• _Task_
Reproduce all entries verbatim, with nothing added or dropped.

• _Supplied material_
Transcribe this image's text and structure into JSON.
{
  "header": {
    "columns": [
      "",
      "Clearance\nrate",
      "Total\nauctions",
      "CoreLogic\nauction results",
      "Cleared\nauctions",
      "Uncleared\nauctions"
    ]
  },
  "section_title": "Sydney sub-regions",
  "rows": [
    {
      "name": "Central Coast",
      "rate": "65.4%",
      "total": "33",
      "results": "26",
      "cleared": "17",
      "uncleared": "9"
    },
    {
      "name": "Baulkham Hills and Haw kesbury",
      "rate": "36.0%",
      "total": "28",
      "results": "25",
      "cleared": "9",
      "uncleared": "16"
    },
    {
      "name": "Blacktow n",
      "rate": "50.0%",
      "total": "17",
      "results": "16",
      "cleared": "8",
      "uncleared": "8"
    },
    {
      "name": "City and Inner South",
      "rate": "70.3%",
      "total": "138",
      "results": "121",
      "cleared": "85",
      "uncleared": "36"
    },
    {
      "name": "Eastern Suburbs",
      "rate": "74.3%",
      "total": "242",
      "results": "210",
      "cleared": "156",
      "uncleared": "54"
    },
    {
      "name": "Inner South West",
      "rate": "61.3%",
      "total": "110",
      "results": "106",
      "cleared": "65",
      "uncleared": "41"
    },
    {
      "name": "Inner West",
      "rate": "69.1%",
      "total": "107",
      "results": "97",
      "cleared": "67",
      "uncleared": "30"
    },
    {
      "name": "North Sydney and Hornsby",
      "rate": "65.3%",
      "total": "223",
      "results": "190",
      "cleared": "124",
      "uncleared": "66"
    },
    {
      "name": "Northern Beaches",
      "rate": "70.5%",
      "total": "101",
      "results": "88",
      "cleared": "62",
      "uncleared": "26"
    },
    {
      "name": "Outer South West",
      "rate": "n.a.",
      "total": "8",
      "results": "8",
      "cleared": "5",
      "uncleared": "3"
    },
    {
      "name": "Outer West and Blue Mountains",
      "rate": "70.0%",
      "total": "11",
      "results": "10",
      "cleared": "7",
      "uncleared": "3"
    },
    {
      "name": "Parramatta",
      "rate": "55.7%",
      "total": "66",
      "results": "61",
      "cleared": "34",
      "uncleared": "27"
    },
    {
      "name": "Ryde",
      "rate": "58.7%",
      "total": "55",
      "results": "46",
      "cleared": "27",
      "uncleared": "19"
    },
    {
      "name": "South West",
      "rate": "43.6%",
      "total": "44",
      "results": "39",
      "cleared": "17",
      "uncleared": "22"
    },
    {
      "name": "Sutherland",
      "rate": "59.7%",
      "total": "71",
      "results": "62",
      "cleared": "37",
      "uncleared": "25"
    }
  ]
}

• _Output_
Transcribe this image's text and structure into JSON.
{
  "header": {
    "columns": [
      "",
      "Clearance\nrate",
      "Total\nauctions",
      "CoreLogic\nauction results",
      "Cleared\nauctions",
      "Uncleared\nauctions"
    ]
  },
  "section_title": "Sydney sub-regions",
  "rows": [
    {
      "name": "Central Coast",
      "rate": "65.4%",
      "total": "33",
      "results": "26",
      "cleared": "17",
      "uncleared": "9"
    },
    {
      "name": "Baulkham Hills and Haw kesbury",
      "rate": "36.0%",
      "total": "28",
      "results": "25",
      "cleared": "9",
      "uncleared": "16"
    },
    {
      "name": "Blacktow n",
      "rate": "50.0%",
      "total": "17",
      "results": "16",
      "cleared": "8",
      "uncleared": "8"
    },
    {
      "name": "City and Inner South",
      "rate": "70.3%",
      "total": "138",
      "results": "121",
      "cleared": "85",
      "uncleared": "36"
    },
    {
      "name": "Eastern Suburbs",
      "rate": "74.3%",
      "total": "242",
      "results": "210",
      "cleared": "156",
      "uncleared": "54"
    },
    {
      "name": "Inner South West",
      "rate": "61.3%",
      "total": "110",
      "results": "106",
      "cleared": "65",
      "uncleared": "41"
    },
    {
      "name": "Inner West",
      "rate": "69.1%",
      "total": "107",
      "results": "97",
      "cleared": "67",
      "uncleared": "30"
    },
    {
      "name": "North Sydney and Hornsby",
      "rate": "65.3%",
      "total": "223",
      "results": "190",
      "cleared": "124",
      "uncleared": "66"
    },
    {
      "name": "Northern Beaches",
      "rate": "70.5%",
      "total": "101",
      "results": "88",
      "cleared": "62",
      "uncleared": "26"
    },
    {
      "name": "Outer South West",
      "rate": "n.a.",
      "total": "8",
      "results": "8",
      "cleared": "5",
      "uncleared": "3"
    },
    {
      "name": "Outer West and Blue Mountains",
      "rate": "70.0%",
      "total": "11",
      "results": "10",
      "cleared": "7",
      "uncleared": "3"
    },
    {
      "name": "Parramatta",
      "rate": "55.7%",
      "total": "66",
      "results": "61",
      "cleared": "34",
      "uncleared": "27"
    },
    {
      "name": "Ryde",
      "rate": "58.7%",
      "total": "55",
      "results": "46",
      "cleared": "27",
      "uncleared": "19"
    },
    {
      "name": "South West",
      "rate": "43.6%",
      "total": "44",
      "results": "39",
      "cleared": "17",
      "uncleared": "22"
    },
    {
      "name": "Sutherland",
      "rate": "59.7%",
      "total": "71",
      "results": "62",
      "cleared": "37",
      "uncleared": "25"
    }
  ]
}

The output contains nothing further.